++++ Data rows

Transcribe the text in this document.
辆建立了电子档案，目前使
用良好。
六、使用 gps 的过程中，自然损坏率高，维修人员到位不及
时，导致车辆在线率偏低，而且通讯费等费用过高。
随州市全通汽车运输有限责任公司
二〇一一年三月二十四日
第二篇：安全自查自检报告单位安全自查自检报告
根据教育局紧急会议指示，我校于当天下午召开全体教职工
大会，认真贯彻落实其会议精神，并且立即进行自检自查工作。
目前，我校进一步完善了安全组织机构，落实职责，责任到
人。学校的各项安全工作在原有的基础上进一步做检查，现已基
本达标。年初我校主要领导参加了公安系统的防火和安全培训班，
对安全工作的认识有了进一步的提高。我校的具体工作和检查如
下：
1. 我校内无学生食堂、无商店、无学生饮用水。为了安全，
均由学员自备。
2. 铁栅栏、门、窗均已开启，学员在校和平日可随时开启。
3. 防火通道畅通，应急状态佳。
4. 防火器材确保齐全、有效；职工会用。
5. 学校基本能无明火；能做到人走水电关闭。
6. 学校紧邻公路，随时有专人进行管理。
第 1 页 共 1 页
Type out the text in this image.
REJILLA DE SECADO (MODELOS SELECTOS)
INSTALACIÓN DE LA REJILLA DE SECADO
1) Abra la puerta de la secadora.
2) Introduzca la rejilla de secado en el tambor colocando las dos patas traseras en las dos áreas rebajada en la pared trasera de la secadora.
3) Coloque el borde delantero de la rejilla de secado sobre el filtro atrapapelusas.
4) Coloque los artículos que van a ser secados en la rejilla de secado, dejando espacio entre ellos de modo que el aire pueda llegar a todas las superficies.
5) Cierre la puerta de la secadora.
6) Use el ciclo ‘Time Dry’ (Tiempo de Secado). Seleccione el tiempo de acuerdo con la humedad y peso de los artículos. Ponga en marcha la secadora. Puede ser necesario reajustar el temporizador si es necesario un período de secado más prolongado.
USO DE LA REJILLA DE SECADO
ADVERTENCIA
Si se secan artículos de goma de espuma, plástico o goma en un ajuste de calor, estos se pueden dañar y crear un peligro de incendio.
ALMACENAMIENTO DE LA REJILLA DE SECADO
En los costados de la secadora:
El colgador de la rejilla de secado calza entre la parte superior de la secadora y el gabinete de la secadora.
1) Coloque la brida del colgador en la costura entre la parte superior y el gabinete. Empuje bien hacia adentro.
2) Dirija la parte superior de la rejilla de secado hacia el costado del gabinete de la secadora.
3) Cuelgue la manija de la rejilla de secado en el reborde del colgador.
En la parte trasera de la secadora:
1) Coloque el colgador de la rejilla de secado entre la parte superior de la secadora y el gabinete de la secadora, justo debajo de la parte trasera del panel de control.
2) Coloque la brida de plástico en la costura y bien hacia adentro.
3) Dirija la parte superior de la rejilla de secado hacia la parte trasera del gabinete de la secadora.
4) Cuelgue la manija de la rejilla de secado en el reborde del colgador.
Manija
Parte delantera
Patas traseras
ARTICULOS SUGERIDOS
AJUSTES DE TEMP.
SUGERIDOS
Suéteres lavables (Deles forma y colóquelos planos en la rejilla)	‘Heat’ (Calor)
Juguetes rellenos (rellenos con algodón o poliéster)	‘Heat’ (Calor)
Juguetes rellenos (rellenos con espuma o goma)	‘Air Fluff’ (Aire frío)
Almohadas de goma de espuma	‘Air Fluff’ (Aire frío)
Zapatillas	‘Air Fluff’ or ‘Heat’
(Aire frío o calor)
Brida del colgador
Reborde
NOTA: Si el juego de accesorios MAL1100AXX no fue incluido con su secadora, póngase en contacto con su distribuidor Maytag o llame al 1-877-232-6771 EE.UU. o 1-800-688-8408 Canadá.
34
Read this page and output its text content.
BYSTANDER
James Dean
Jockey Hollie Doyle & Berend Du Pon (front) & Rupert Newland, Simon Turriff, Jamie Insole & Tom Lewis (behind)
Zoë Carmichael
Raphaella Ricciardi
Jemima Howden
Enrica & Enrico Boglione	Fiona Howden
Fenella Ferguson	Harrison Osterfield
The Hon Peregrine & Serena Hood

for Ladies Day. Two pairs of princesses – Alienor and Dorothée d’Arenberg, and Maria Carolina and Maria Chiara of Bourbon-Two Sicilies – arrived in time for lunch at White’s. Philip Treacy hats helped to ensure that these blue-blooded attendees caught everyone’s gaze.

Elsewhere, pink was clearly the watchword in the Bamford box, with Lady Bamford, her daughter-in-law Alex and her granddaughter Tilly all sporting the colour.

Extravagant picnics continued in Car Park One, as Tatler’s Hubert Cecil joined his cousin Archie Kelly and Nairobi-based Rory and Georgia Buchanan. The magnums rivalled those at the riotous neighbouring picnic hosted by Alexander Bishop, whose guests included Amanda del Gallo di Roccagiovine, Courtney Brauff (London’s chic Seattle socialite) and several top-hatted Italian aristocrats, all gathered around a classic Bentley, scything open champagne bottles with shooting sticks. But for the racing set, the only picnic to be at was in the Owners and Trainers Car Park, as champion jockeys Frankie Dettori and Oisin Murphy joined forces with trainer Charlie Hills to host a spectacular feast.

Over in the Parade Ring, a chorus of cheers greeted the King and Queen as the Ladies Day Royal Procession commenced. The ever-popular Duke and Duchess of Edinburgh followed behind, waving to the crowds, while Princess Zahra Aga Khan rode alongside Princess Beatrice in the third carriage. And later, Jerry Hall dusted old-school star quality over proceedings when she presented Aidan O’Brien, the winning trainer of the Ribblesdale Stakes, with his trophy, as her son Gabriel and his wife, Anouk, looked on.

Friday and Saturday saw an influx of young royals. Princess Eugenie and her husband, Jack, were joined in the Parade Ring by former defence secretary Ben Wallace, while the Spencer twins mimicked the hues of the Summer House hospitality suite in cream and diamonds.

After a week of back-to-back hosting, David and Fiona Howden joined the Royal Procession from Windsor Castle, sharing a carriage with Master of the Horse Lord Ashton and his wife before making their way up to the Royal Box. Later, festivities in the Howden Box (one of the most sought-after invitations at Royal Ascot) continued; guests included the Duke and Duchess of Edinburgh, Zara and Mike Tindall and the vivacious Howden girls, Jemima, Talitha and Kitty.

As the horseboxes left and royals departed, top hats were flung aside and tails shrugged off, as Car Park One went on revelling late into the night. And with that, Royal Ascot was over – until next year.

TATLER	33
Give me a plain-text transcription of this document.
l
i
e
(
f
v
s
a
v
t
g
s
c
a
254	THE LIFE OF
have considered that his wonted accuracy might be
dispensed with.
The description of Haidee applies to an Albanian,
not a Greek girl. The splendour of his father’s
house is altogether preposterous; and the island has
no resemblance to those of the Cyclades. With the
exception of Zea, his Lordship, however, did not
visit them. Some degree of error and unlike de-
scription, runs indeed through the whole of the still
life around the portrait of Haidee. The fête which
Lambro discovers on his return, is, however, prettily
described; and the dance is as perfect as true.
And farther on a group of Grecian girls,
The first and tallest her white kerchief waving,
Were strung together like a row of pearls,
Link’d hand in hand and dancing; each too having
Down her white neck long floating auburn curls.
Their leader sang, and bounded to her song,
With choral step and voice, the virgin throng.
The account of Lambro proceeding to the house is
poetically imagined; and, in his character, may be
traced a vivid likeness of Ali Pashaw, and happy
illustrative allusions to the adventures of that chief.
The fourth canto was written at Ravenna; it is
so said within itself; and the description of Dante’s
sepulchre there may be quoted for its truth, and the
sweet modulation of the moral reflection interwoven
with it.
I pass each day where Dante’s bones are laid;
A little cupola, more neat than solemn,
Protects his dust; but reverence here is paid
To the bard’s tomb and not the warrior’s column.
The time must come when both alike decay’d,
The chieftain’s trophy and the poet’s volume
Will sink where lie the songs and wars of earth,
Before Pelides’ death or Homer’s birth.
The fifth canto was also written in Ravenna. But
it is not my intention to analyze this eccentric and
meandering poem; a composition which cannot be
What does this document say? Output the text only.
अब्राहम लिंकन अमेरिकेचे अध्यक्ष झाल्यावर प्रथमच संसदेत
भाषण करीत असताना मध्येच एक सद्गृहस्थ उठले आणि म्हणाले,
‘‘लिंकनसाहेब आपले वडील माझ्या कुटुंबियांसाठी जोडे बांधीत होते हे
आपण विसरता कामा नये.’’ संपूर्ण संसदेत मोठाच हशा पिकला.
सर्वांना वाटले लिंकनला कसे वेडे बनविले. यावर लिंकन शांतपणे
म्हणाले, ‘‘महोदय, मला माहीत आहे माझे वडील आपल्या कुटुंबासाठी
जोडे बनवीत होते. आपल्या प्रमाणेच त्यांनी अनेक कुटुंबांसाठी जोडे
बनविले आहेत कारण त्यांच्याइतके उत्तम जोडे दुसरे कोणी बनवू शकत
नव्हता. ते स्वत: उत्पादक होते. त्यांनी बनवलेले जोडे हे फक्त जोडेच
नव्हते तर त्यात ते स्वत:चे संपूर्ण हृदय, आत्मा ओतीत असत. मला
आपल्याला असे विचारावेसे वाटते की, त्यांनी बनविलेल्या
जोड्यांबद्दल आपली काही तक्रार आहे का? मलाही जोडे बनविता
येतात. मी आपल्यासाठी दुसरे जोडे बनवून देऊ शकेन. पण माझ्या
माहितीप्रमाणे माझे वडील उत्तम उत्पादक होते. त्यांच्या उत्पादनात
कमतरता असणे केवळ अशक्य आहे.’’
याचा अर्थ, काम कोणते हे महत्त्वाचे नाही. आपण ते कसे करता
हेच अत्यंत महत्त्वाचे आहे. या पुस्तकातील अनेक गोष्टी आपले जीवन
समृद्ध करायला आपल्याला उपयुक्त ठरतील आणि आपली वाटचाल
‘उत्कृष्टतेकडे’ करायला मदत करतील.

++++++++

Go through the records and gather the lines that hold "bien".

1) Coloque la brida del colgador en la costura entre la parte superior y el gabinete. Empuje bien hacia adentro.
2) Coloque la brida de plástico en la costura y bien hacia adentro.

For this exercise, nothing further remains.